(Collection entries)
>> START

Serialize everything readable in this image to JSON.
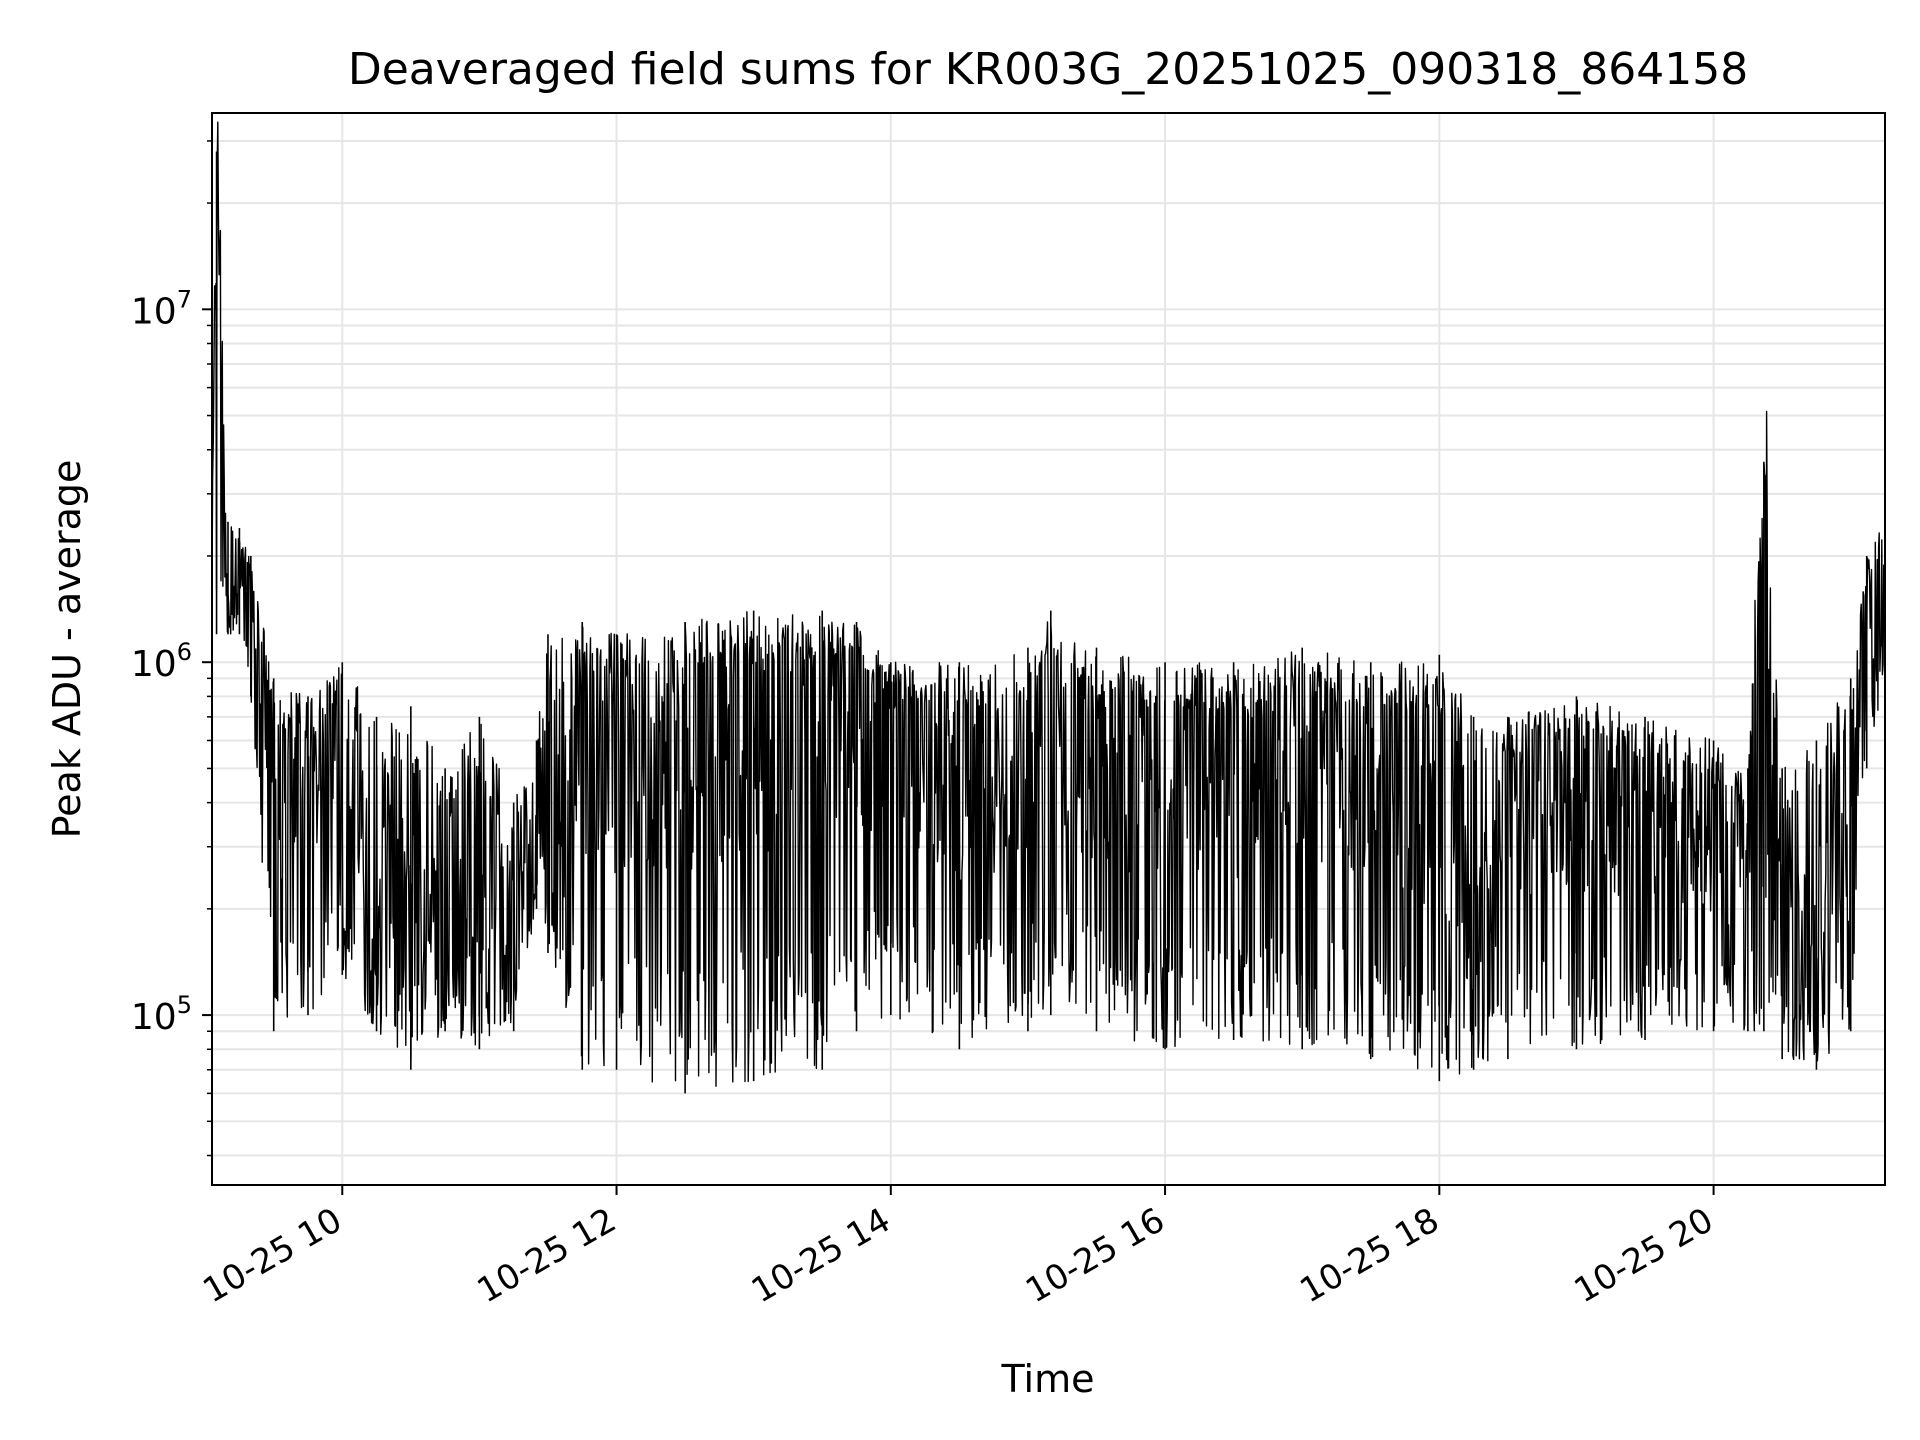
{
  "chart_data": {
    "type": "line",
    "title": "Deaveraged field sums for KR003G_20251025_090318_864158",
    "xlabel": "Time",
    "ylabel": "Peak ADU - average",
    "xlim": [
      "2025-10-25 09:03",
      "2025-10-25 21:15"
    ],
    "ylim": [
      33000,
      36000000
    ],
    "yscale": "log",
    "grid": true,
    "line_color": "#000000",
    "grid_color": "#e6e6e6",
    "x_ticks": [
      {
        "value": "2025-10-25 10:00",
        "label": "10-25 10"
      },
      {
        "value": "2025-10-25 12:00",
        "label": "10-25 12"
      },
      {
        "value": "2025-10-25 14:00",
        "label": "10-25 14"
      },
      {
        "value": "2025-10-25 16:00",
        "label": "10-25 16"
      },
      {
        "value": "2025-10-25 18:00",
        "label": "10-25 18"
      },
      {
        "value": "2025-10-25 20:00",
        "label": "10-25 20"
      }
    ],
    "y_ticks": [
      {
        "value": 100000,
        "base": "10",
        "exp": "5"
      },
      {
        "value": 1000000,
        "base": "10",
        "exp": "6"
      },
      {
        "value": 10000000,
        "base": "10",
        "exp": "7"
      }
    ],
    "series": [
      {
        "x": [
          "2025-10-25 09:03",
          "2025-10-25 09:05",
          "2025-10-25 09:10",
          "2025-10-25 09:15",
          "2025-10-25 09:20",
          "2025-10-25 09:30",
          "2025-10-25 09:45",
          "2025-10-25 10:00",
          "2025-10-25 10:15",
          "2025-10-25 10:30",
          "2025-10-25 10:45",
          "2025-10-25 11:00",
          "2025-10-25 11:15",
          "2025-10-25 11:25",
          "2025-10-25 11:30",
          "2025-10-25 11:45",
          "2025-10-25 12:00",
          "2025-10-25 12:30",
          "2025-10-25 13:00",
          "2025-10-25 13:30",
          "2025-10-25 13:45",
          "2025-10-25 14:00",
          "2025-10-25 14:30",
          "2025-10-25 15:00",
          "2025-10-25 15:10",
          "2025-10-25 15:30",
          "2025-10-25 16:00",
          "2025-10-25 16:30",
          "2025-10-25 17:00",
          "2025-10-25 17:30",
          "2025-10-25 18:00",
          "2025-10-25 18:15",
          "2025-10-25 18:30",
          "2025-10-25 19:00",
          "2025-10-25 19:30",
          "2025-10-25 20:00",
          "2025-10-25 20:15",
          "2025-10-25 20:22",
          "2025-10-25 20:30",
          "2025-10-25 20:45",
          "2025-10-25 21:00",
          "2025-10-25 21:07",
          "2025-10-25 21:15"
        ],
        "y": [
          1700000,
          28000000,
          1600000,
          1700000,
          1500000,
          400000,
          450000,
          450000,
          250000,
          200000,
          200000,
          180000,
          220000,
          350000,
          250000,
          600000,
          500000,
          550000,
          600000,
          650000,
          650000,
          550000,
          450000,
          500000,
          650000,
          500000,
          450000,
          450000,
          500000,
          450000,
          400000,
          150000,
          350000,
          400000,
          350000,
          300000,
          250000,
          3700000,
          200000,
          200000,
          300000,
          1300000,
          1500000
        ],
        "low": [
          1200000,
          1200000,
          1200000,
          1200000,
          800000,
          90000,
          100000,
          130000,
          90000,
          70000,
          90000,
          80000,
          90000,
          200000,
          150000,
          70000,
          70000,
          60000,
          65000,
          70000,
          90000,
          100000,
          80000,
          90000,
          100000,
          90000,
          80000,
          85000,
          80000,
          75000,
          65000,
          70000,
          75000,
          80000,
          85000,
          90000,
          90000,
          90000,
          75000,
          70000,
          90000,
          500000,
          900000
        ],
        "high": [
          2600000,
          28000000,
          2500000,
          2400000,
          2000000,
          900000,
          800000,
          1000000,
          700000,
          750000,
          500000,
          700000,
          400000,
          600000,
          1200000,
          1300000,
          1200000,
          1300000,
          1400000,
          1400000,
          1300000,
          1000000,
          1000000,
          1100000,
          1400000,
          1100000,
          1000000,
          1000000,
          1100000,
          1000000,
          1050000,
          700000,
          700000,
          800000,
          700000,
          600000,
          500000,
          3700000,
          500000,
          600000,
          900000,
          2000000,
          2700000
        ]
      }
    ]
  }
}
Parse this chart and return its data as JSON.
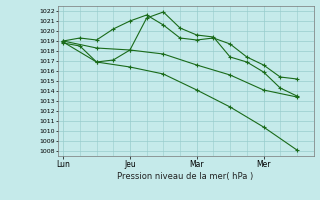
{
  "xlabel": "Pression niveau de la mer( hPa )",
  "bg_color": "#c5eaea",
  "grid_color": "#98cccc",
  "line_color": "#1a6b1a",
  "ylim": [
    1007.5,
    1022.5
  ],
  "yticks": [
    1008,
    1009,
    1010,
    1011,
    1012,
    1013,
    1014,
    1015,
    1016,
    1017,
    1018,
    1019,
    1020,
    1021,
    1022
  ],
  "xtick_labels": [
    "Lun",
    "Jeu",
    "Mar",
    "Mer"
  ],
  "xtick_positions": [
    0,
    24,
    48,
    72
  ],
  "xlim": [
    -2,
    90
  ],
  "vline_positions": [
    0,
    24,
    48,
    72
  ],
  "line1_x": [
    0,
    6,
    12,
    18,
    24,
    30,
    36,
    42,
    48,
    54,
    60,
    66,
    72,
    78,
    84
  ],
  "line1_y": [
    1019.0,
    1019.3,
    1019.1,
    1020.2,
    1021.0,
    1021.6,
    1020.6,
    1019.3,
    1019.1,
    1019.3,
    1018.7,
    1017.4,
    1016.6,
    1015.4,
    1015.2
  ],
  "line2_x": [
    0,
    6,
    12,
    18,
    24,
    30,
    36,
    42,
    48,
    54,
    60,
    66,
    72,
    78,
    84
  ],
  "line2_y": [
    1018.8,
    1018.5,
    1016.9,
    1017.1,
    1018.1,
    1021.3,
    1021.9,
    1020.3,
    1019.6,
    1019.4,
    1017.4,
    1016.9,
    1015.9,
    1014.3,
    1013.5
  ],
  "line3_x": [
    0,
    12,
    24,
    36,
    48,
    60,
    72,
    84
  ],
  "line3_y": [
    1019.0,
    1018.3,
    1018.1,
    1017.7,
    1016.6,
    1015.6,
    1014.1,
    1013.4
  ],
  "line4_x": [
    0,
    12,
    24,
    36,
    48,
    60,
    72,
    84
  ],
  "line4_y": [
    1018.9,
    1016.9,
    1016.4,
    1015.7,
    1014.1,
    1012.4,
    1010.4,
    1008.1
  ]
}
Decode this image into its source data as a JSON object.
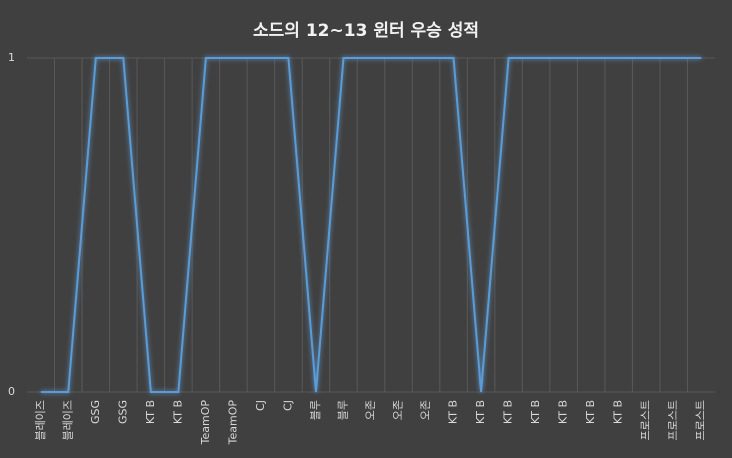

>> END

● **EXERCISE AIM**: Strip out the pictures and quote the remaining data word for word.

● **RESULT BELOW**:
Serialize everything readable in this image to JSON.
{
  "chart_data": {
    "type": "line",
    "title": "Deaveraged field sums for KR003G_20251025_090318_864158",
    "xlabel": "Time",
    "ylabel": "Peak ADU - average",
    "xlim": [
      "2025-10-25 09:03",
      "2025-10-25 21:15"
    ],
    "ylim": [
      33000,
      36000000
    ],
    "yscale": "log",
    "grid": true,
    "line_color": "#000000",
    "grid_color": "#e6e6e6",
    "x_ticks": [
      {
        "value": "2025-10-25 10:00",
        "label": "10-25 10"
      },
      {
        "value": "2025-10-25 12:00",
        "label": "10-25 12"
      },
      {
        "value": "2025-10-25 14:00",
        "label": "10-25 14"
      },
      {
        "value": "2025-10-25 16:00",
        "label": "10-25 16"
      },
      {
        "value": "2025-10-25 18:00",
        "label": "10-25 18"
      },
      {
        "value": "2025-10-25 20:00",
        "label": "10-25 20"
      }
    ],
    "y_ticks": [
      {
        "value": 100000,
        "base": "10",
        "exp": "5"
      },
      {
        "value": 1000000,
        "base": "10",
        "exp": "6"
      },
      {
        "value": 10000000,
        "base": "10",
        "exp": "7"
      }
    ],
    "series": [
      {
        "x": [
          "2025-10-25 09:03",
          "2025-10-25 09:05",
          "2025-10-25 09:10",
          "2025-10-25 09:15",
          "2025-10-25 09:20",
          "2025-10-25 09:30",
          "2025-10-25 09:45",
          "2025-10-25 10:00",
          "2025-10-25 10:15",
          "2025-10-25 10:30",
          "2025-10-25 10:45",
          "2025-10-25 11:00",
          "2025-10-25 11:15",
          "2025-10-25 11:25",
          "2025-10-25 11:30",
          "2025-10-25 11:45",
          "2025-10-25 12:00",
          "2025-10-25 12:30",
          "2025-10-25 13:00",
          "2025-10-25 13:30",
          "2025-10-25 13:45",
          "2025-10-25 14:00",
          "2025-10-25 14:30",
          "2025-10-25 15:00",
          "2025-10-25 15:10",
          "2025-10-25 15:30",
          "2025-10-25 16:00",
          "2025-10-25 16:30",
          "2025-10-25 17:00",
          "2025-10-25 17:30",
          "2025-10-25 18:00",
          "2025-10-25 18:15",
          "2025-10-25 18:30",
          "2025-10-25 19:00",
          "2025-10-25 19:30",
          "2025-10-25 20:00",
          "2025-10-25 20:15",
          "2025-10-25 20:22",
          "2025-10-25 20:30",
          "2025-10-25 20:45",
          "2025-10-25 21:00",
          "2025-10-25 21:07",
          "2025-10-25 21:15"
        ],
        "y": [
          1700000,
          28000000,
          1600000,
          1700000,
          1500000,
          400000,
          450000,
          450000,
          250000,
          200000,
          200000,
          180000,
          220000,
          350000,
          250000,
          600000,
          500000,
          550000,
          600000,
          650000,
          650000,
          550000,
          450000,
          500000,
          650000,
          500000,
          450000,
          450000,
          500000,
          450000,
          400000,
          150000,
          350000,
          400000,
          350000,
          300000,
          250000,
          3700000,
          200000,
          200000,
          300000,
          1300000,
          1500000
        ],
        "low": [
          1200000,
          1200000,
          1200000,
          1200000,
          800000,
          90000,
          100000,
          130000,
          90000,
          70000,
          90000,
          80000,
          90000,
          200000,
          150000,
          70000,
          70000,
          60000,
          65000,
          70000,
          90000,
          100000,
          80000,
          90000,
          100000,
          90000,
          80000,
          85000,
          80000,
          75000,
          65000,
          70000,
          75000,
          80000,
          85000,
          90000,
          90000,
          90000,
          75000,
          70000,
          90000,
          500000,
          900000
        ],
        "high": [
          2600000,
          28000000,
          2500000,
          2400000,
          2000000,
          900000,
          800000,
          1000000,
          700000,
          750000,
          500000,
          700000,
          400000,
          600000,
          1200000,
          1300000,
          1200000,
          1300000,
          1400000,
          1400000,
          1300000,
          1000000,
          1000000,
          1100000,
          1400000,
          1100000,
          1000000,
          1000000,
          1100000,
          1000000,
          1050000,
          700000,
          700000,
          800000,
          700000,
          600000,
          500000,
          3700000,
          500000,
          600000,
          900000,
          2000000,
          2700000
        ]
      }
    ]
  }
}
Parse this chart and return its data as JSON.
{
  "xlabel": "Pression niveau de la mer( hPa )",
  "bg_color": "#c5eaea",
  "grid_color": "#98cccc",
  "line_color": "#1a6b1a",
  "ylim": [
    1007.5,
    1022.5
  ],
  "yticks": [
    1008,
    1009,
    1010,
    1011,
    1012,
    1013,
    1014,
    1015,
    1016,
    1017,
    1018,
    1019,
    1020,
    1021,
    1022
  ],
  "xtick_labels": [
    "Lun",
    "Jeu",
    "Mar",
    "Mer"
  ],
  "xtick_positions": [
    0,
    24,
    48,
    72
  ],
  "xlim": [
    -2,
    90
  ],
  "vline_positions": [
    0,
    24,
    48,
    72
  ],
  "line1_x": [
    0,
    6,
    12,
    18,
    24,
    30,
    36,
    42,
    48,
    54,
    60,
    66,
    72,
    78,
    84
  ],
  "line1_y": [
    1019.0,
    1019.3,
    1019.1,
    1020.2,
    1021.0,
    1021.6,
    1020.6,
    1019.3,
    1019.1,
    1019.3,
    1018.7,
    1017.4,
    1016.6,
    1015.4,
    1015.2
  ],
  "line2_x": [
    0,
    6,
    12,
    18,
    24,
    30,
    36,
    42,
    48,
    54,
    60,
    66,
    72,
    78,
    84
  ],
  "line2_y": [
    1018.8,
    1018.5,
    1016.9,
    1017.1,
    1018.1,
    1021.3,
    1021.9,
    1020.3,
    1019.6,
    1019.4,
    1017.4,
    1016.9,
    1015.9,
    1014.3,
    1013.5
  ],
  "line3_x": [
    0,
    12,
    24,
    36,
    48,
    60,
    72,
    84
  ],
  "line3_y": [
    1019.0,
    1018.3,
    1018.1,
    1017.7,
    1016.6,
    1015.6,
    1014.1,
    1013.4
  ],
  "line4_x": [
    0,
    12,
    24,
    36,
    48,
    60,
    72,
    84
  ],
  "line4_y": [
    1018.9,
    1016.9,
    1016.4,
    1015.7,
    1014.1,
    1012.4,
    1010.4,
    1008.1
  ]
}
Decode this image into its source data as a JSON object.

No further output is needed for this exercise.